_Source material_.
┏━━
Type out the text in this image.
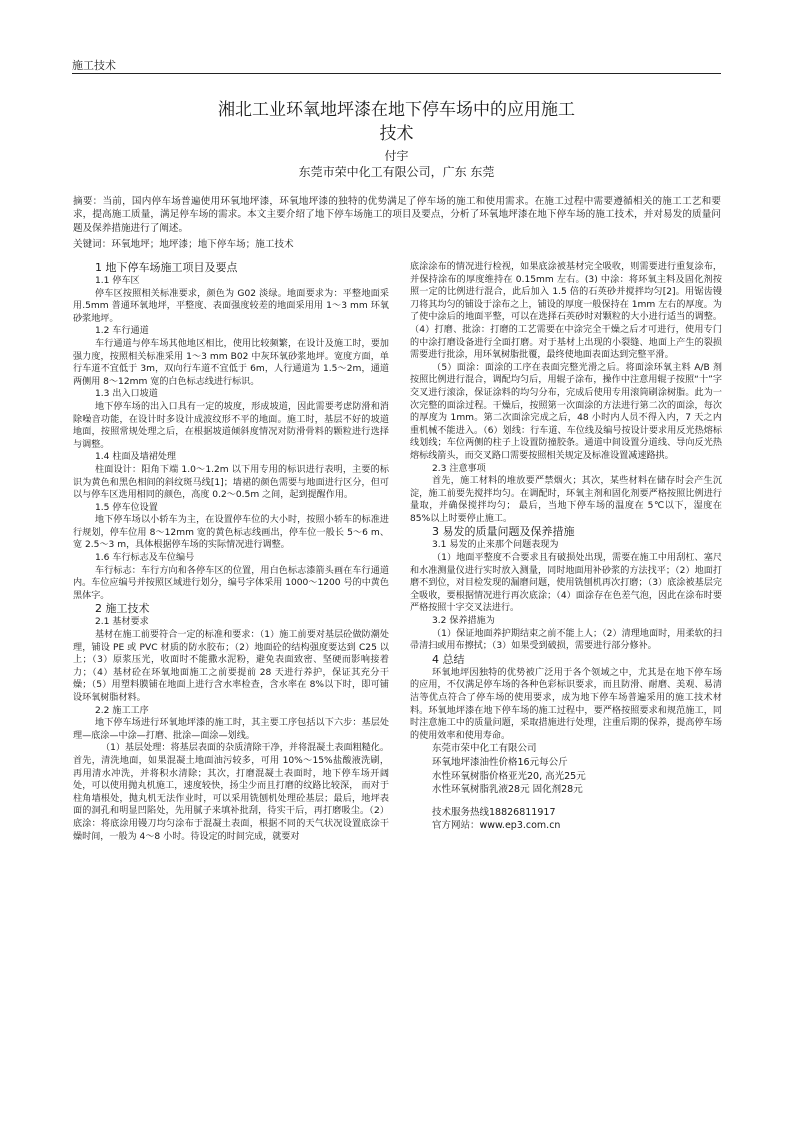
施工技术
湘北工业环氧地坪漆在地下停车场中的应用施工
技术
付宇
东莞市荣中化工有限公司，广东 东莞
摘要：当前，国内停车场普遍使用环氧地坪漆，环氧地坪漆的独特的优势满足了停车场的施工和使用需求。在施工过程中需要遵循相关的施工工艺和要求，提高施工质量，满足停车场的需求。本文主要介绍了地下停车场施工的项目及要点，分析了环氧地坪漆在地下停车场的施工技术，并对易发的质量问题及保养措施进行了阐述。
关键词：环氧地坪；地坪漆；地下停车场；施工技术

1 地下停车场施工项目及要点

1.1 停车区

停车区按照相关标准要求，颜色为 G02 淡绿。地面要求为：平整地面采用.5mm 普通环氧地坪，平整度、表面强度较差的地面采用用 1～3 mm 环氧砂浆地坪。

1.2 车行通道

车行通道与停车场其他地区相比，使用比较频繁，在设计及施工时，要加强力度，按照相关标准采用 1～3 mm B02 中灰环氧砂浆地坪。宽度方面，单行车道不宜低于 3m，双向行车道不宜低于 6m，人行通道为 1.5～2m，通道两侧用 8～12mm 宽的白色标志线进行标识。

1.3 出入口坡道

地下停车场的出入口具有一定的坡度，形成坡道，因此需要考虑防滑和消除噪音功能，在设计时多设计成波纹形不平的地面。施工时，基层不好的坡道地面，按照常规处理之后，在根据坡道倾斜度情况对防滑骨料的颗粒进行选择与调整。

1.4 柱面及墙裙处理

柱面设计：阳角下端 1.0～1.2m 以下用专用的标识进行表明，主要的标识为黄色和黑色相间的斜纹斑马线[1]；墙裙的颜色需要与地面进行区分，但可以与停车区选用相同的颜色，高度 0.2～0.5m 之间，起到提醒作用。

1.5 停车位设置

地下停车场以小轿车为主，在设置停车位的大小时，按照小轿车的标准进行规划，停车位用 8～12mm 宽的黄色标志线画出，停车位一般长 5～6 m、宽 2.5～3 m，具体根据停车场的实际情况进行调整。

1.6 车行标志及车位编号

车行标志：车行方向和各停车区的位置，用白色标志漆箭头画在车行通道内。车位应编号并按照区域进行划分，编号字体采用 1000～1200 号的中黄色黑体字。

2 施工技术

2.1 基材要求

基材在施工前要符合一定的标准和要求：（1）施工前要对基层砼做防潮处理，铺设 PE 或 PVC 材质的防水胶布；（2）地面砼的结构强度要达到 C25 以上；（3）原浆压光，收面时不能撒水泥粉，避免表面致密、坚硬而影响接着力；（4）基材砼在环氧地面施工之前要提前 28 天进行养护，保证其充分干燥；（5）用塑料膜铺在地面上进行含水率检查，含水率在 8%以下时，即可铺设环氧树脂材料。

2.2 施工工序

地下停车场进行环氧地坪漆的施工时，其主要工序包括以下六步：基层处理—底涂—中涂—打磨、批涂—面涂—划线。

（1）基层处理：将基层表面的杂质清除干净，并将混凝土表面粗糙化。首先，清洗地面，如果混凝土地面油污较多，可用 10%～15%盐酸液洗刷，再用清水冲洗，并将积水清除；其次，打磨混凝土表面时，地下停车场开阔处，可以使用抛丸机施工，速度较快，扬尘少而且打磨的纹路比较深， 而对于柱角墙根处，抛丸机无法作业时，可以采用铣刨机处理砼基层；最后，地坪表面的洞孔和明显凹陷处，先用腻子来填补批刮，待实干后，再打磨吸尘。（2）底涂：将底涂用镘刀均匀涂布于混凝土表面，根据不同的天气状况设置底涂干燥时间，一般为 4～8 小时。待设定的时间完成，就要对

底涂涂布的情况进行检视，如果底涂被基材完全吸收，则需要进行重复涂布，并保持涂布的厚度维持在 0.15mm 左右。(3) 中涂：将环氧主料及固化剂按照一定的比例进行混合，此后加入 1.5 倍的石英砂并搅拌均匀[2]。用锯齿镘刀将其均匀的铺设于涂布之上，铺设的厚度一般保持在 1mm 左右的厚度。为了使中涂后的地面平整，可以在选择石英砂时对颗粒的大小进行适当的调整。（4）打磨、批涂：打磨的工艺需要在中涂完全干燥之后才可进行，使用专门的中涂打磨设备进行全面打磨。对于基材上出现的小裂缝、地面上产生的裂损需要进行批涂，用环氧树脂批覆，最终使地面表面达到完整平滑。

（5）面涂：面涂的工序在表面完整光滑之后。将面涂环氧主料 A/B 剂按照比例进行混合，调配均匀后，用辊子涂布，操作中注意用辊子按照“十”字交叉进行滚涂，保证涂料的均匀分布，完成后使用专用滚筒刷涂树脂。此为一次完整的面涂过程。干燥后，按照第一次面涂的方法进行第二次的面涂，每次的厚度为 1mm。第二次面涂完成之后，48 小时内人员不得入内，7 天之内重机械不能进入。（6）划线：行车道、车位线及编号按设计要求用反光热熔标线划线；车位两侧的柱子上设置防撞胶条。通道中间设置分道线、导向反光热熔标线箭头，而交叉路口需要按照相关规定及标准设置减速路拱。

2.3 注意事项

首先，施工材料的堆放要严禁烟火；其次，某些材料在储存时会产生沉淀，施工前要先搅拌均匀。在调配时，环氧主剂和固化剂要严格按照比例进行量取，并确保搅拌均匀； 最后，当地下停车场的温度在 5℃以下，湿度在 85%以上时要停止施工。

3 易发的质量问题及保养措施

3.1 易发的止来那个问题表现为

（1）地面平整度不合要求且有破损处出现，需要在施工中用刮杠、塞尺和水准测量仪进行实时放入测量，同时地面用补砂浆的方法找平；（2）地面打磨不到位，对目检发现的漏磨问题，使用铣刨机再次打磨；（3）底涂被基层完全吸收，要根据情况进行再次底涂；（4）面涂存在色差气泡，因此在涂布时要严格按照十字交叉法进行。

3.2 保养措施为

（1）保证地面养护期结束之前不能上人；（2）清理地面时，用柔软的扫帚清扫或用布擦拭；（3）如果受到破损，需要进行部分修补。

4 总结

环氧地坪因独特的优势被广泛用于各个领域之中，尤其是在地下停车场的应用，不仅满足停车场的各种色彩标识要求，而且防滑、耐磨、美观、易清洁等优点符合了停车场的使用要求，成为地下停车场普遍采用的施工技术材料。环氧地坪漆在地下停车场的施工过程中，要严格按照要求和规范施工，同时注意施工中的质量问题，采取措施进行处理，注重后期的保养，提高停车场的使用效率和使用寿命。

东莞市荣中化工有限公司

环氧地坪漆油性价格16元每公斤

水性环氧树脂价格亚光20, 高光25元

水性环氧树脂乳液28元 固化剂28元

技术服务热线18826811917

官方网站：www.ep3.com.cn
┗━━
┏━━
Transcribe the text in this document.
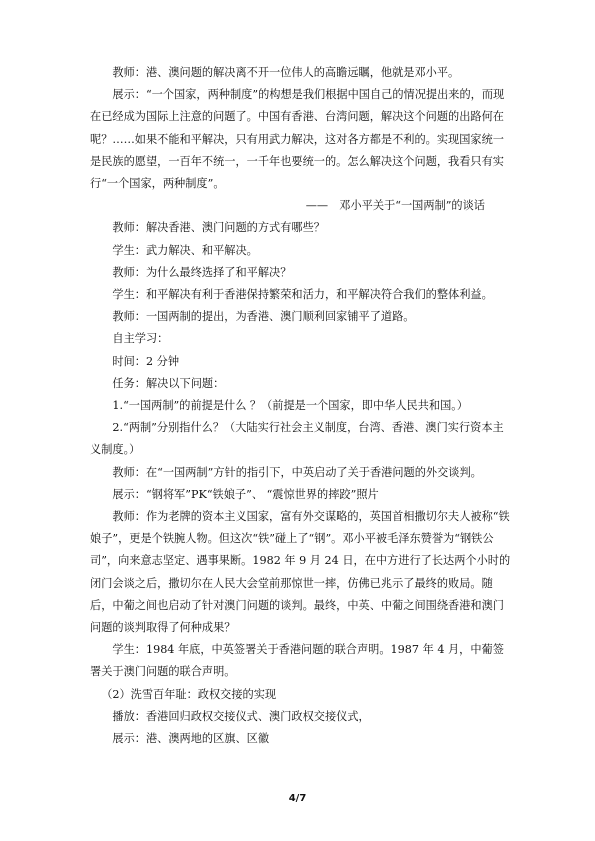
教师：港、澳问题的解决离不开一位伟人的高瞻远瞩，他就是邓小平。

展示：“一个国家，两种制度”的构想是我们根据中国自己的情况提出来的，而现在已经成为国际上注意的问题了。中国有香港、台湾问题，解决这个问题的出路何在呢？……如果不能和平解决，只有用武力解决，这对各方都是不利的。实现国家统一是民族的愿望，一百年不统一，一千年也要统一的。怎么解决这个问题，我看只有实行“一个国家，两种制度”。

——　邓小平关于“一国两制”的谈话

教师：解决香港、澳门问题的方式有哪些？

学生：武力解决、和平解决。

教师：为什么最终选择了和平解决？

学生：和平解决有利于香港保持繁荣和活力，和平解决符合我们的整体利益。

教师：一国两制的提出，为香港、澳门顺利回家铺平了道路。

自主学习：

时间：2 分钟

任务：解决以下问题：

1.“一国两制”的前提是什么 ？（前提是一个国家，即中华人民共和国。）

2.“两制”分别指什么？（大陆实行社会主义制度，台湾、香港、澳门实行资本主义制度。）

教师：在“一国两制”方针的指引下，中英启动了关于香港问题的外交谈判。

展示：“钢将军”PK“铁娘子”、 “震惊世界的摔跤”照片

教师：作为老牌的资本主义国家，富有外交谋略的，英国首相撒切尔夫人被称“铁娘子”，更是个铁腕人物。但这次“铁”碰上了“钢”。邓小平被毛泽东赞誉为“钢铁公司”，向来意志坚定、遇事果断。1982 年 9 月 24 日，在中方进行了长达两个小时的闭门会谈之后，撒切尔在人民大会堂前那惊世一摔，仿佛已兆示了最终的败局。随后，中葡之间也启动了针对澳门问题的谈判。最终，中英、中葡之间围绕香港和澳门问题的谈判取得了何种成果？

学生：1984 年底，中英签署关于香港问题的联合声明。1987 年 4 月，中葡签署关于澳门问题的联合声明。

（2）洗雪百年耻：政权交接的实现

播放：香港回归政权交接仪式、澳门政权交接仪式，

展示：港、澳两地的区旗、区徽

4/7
┗━━
_Work instructions_.
Find every line in the listing that holds the string "text", then say how many there are as a bare number.

_Written solution_.
2